GOAL: Return the full listing exactly as it is written.

Data extracted from a collection:
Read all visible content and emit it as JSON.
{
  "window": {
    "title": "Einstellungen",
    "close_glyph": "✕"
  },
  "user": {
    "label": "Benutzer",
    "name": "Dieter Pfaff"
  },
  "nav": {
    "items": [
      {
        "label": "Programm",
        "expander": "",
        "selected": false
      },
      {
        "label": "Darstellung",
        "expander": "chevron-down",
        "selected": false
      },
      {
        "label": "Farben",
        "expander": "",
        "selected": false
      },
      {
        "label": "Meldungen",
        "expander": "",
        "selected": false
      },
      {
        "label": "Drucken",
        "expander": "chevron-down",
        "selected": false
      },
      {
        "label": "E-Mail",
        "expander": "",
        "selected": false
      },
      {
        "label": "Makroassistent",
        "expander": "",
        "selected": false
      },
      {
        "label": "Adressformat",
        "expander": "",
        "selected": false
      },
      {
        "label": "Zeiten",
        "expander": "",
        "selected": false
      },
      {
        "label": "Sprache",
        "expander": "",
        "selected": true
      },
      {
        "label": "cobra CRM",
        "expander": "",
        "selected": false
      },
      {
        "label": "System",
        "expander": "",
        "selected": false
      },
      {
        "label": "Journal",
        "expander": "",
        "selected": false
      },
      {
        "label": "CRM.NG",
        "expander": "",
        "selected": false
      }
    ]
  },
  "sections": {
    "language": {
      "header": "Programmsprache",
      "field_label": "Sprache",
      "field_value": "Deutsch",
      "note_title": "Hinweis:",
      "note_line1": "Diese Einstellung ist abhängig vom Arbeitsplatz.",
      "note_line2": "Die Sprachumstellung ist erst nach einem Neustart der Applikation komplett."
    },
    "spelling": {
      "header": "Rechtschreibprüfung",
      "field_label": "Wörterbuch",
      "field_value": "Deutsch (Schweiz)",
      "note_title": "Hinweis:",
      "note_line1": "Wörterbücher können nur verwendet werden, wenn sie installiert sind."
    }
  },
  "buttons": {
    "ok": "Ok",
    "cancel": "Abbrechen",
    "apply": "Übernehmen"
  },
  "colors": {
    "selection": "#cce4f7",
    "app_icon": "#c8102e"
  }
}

OUTPUT OF THE TASK:
Read all visible content and emit it as JSON.
{
  "window": {
    "title": "Einstellungen",
    "close_glyph": "✕"
  },
  "user": {
    "label": "Benutzer",
    "name": "Dieter Pfaff"
  },
  "nav": {
    "items": [
      {
        "label": "Programm",
        "expander": "",
        "selected": false
      },
      {
        "label": "Darstellung",
        "expander": "chevron-down",
        "selected": false
      },
      {
        "label": "Farben",
        "expander": "",
        "selected": false
      },
      {
        "label": "Meldungen",
        "expander": "",
        "selected": false
      },
      {
        "label": "Drucken",
        "expander": "chevron-down",
        "selected": false
      },
      {
        "label": "E-Mail",
        "expander": "",
        "selected": false
      },
      {
        "label": "Makroassistent",
        "expander": "",
        "selected": false
      },
      {
        "label": "Adressformat",
        "expander": "",
        "selected": false
      },
      {
        "label": "Zeiten",
        "expander": "",
        "selected": false
      },
      {
        "label": "Sprache",
        "expander": "",
        "selected": true
      },
      {
        "label": "cobra CRM",
        "expander": "",
        "selected": false
      },
      {
        "label": "System",
        "expander": "",
        "selected": false
      },
      {
        "label": "Journal",
        "expander": "",
        "selected": false
      },
      {
        "label": "CRM.NG",
        "expander": "",
        "selected": false
      }
    ]
  },
  "sections": {
    "language": {
      "header": "Programmsprache",
      "field_label": "Sprache",
      "field_value": "Deutsch",
      "note_title": "Hinweis:",
      "note_line1": "Diese Einstellung ist abhängig vom Arbeitsplatz.",
      "note_line2": "Die Sprachumstellung ist erst nach einem Neustart der Applikation komplett."
    },
    "spelling": {
      "header": "Rechtschreibprüfung",
      "field_label": "Wörterbuch",
      "field_value": "Deutsch (Schweiz)",
      "note_title": "Hinweis:",
      "note_line1": "Wörterbücher können nur verwendet werden, wenn sie installiert sind."
    }
  },
  "buttons": {
    "ok": "Ok",
    "cancel": "Abbrechen",
    "apply": "Übernehmen"
  },
  "colors": {
    "selection": "#cce4f7",
    "app_icon": "#c8102e"
  }
}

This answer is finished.